▶ _Problem description_: Your copy should contain exactly the lines from the one that holds "What does this" through the end of the material, reproduced as written, with no pictures.

▶ _Records shown_:

%%

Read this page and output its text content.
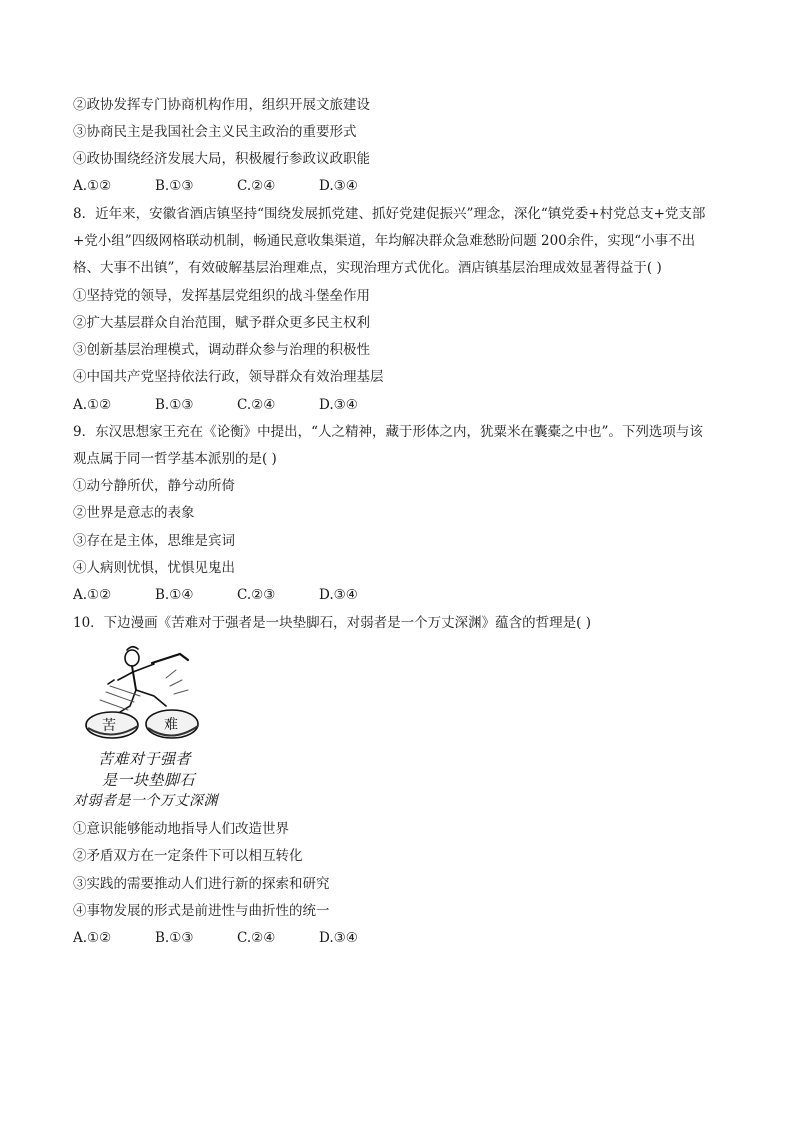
②政协发挥专门协商机构作用，组织开展文旅建设
③协商民主是我国社会主义民主政治的重要形式
④政协围绕经济发展大局，积极履行参政议政职能
A.①②	B.①③	C.②④	D.③④
8．近年来，安徽省酒店镇坚持“围绕发展抓党建、抓好党建促振兴”理念，深化“镇党委+村党总支+党支部
+党小组”四级网格联动机制，畅通民意收集渠道，年均解决群众急难愁盼问题 200余件，实现“小事不出
格、大事不出镇”，有效破解基层治理难点，实现治理方式优化。酒店镇基层治理成效显著得益于( )
①坚持党的领导，发挥基层党组织的战斗堡垒作用
②扩大基层群众自治范围，赋予群众更多民主权利
③创新基层治理模式，调动群众参与治理的积极性
④中国共产党坚持依法行政，领导群众有效治理基层
A.①②	B.①③	C.②④	D.③④
9．东汉思想家王充在《论衡》中提出，“人之精神，藏于形体之内，犹粟米在囊橐之中也”。下列选项与该
观点属于同一哲学基本派别的是( )
①动兮静所伏，静兮动所倚
②世界是意志的表象
③存在是主体，思维是宾词
④人病则忧惧，忧惧见鬼出
A.①②	B.①④	C.②③	D.③④
10．下边漫画《苦难对于强者是一块垫脚石，对弱者是一个万丈深渊》蕴含的哲理是( )
苦	难
苦难对于强者
是一块垫脚石
对弱者是一个万丈深渊
①意识能够能动地指导人们改造世界
②矛盾双方在一定条件下可以相互转化
③实践的需要推动人们进行新的探索和研究
④事物发展的形式是前进性与曲折性的统一
A.①②	B.①③	C.②④	D.③④
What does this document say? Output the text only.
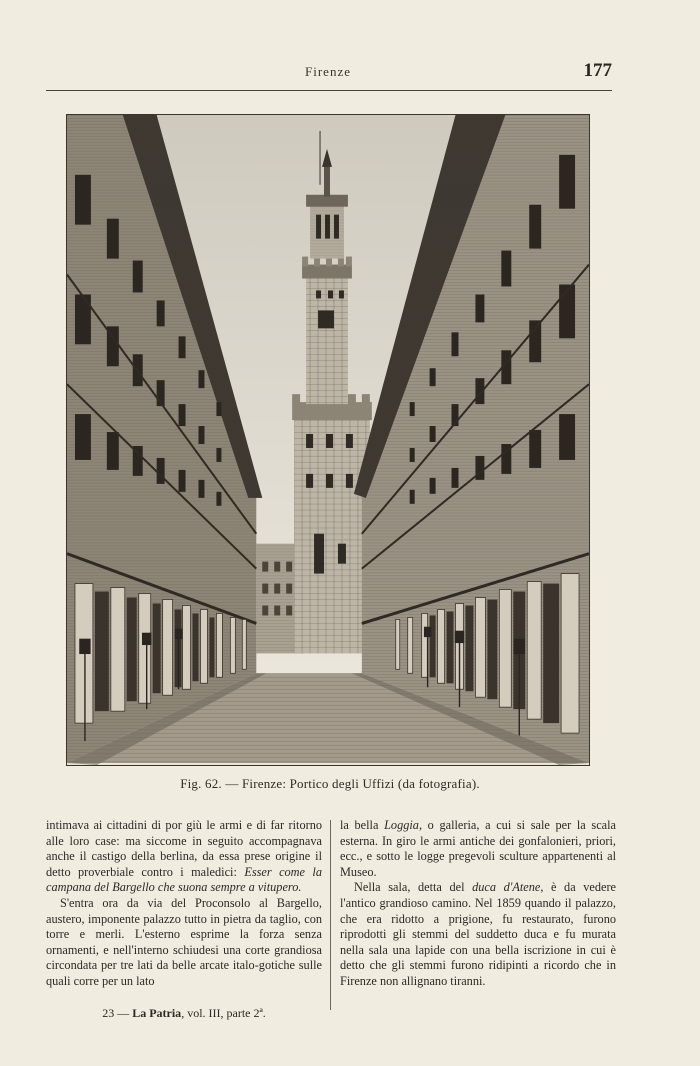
Firenze	177
Fig. 62. — Firenze: Portico degli Uffizi (da fotografia).

intimava ai cittadini di por giù le armi e di far ritorno alle loro case: ma siccome in seguito accompagnava anche il castigo della berlina, da essa prese origine il detto proverbiale contro i maledici: Esser come la campana del Bargello che suona sempre a vitupero.

S'entra ora da via del Proconsolo al Bargello, austero, imponente palazzo tutto in pietra da taglio, con torre e merli. L'esterno esprime la forza senza ornamenti, e nell'interno schiudesi una corte grandiosa circondata per tre lati da belle arcate italo-gotiche sulle quali corre per un lato

la bella Loggia, o galleria, a cui si sale per la scala esterna. In giro le armi antiche dei gonfalonieri, priori, ecc., e sotto le logge pregevoli sculture appartenenti al Museo.

Nella sala, detta del duca d'Atene, è da vedere l'antico grandioso camino. Nel 1859 quando il palazzo, che era ridotto a prigione, fu restaurato, furono riprodotti gli stemmi del suddetto duca e fu murata nella sala una lapide con una bella iscrizione in cui è detto che gli stemmi furono ridipinti a ricordo che in Firenze non allignano tiranni.

23 — La Patria, vol. III, parte 2ª.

%%

▶ _Solution to the problem_:
What does this document say? Output the text only.
Firenze	177
Fig. 62. — Firenze: Portico degli Uffizi (da fotografia).

intimava ai cittadini di por giù le armi e di far ritorno alle loro case: ma siccome in seguito accompagnava anche il castigo della berlina, da essa prese origine il detto proverbiale contro i maledici: Esser come la campana del Bargello che suona sempre a vitupero.

S'entra ora da via del Proconsolo al Bargello, austero, imponente palazzo tutto in pietra da taglio, con torre e merli. L'esterno esprime la forza senza ornamenti, e nell'interno schiudesi una corte grandiosa circondata per tre lati da belle arcate italo-gotiche sulle quali corre per un lato

la bella Loggia, o galleria, a cui si sale per la scala esterna. In giro le armi antiche dei gonfalonieri, priori, ecc., e sotto le logge pregevoli sculture appartenenti al Museo.

Nella sala, detta del duca d'Atene, è da vedere l'antico grandioso camino. Nel 1859 quando il palazzo, che era ridotto a prigione, fu restaurato, furono riprodotti gli stemmi del suddetto duca e fu murata nella sala una lapide con una bella iscrizione in cui è detto che gli stemmi furono ridipinti a ricordo che in Firenze non allignano tiranni.

23 — La Patria, vol. III, parte 2ª.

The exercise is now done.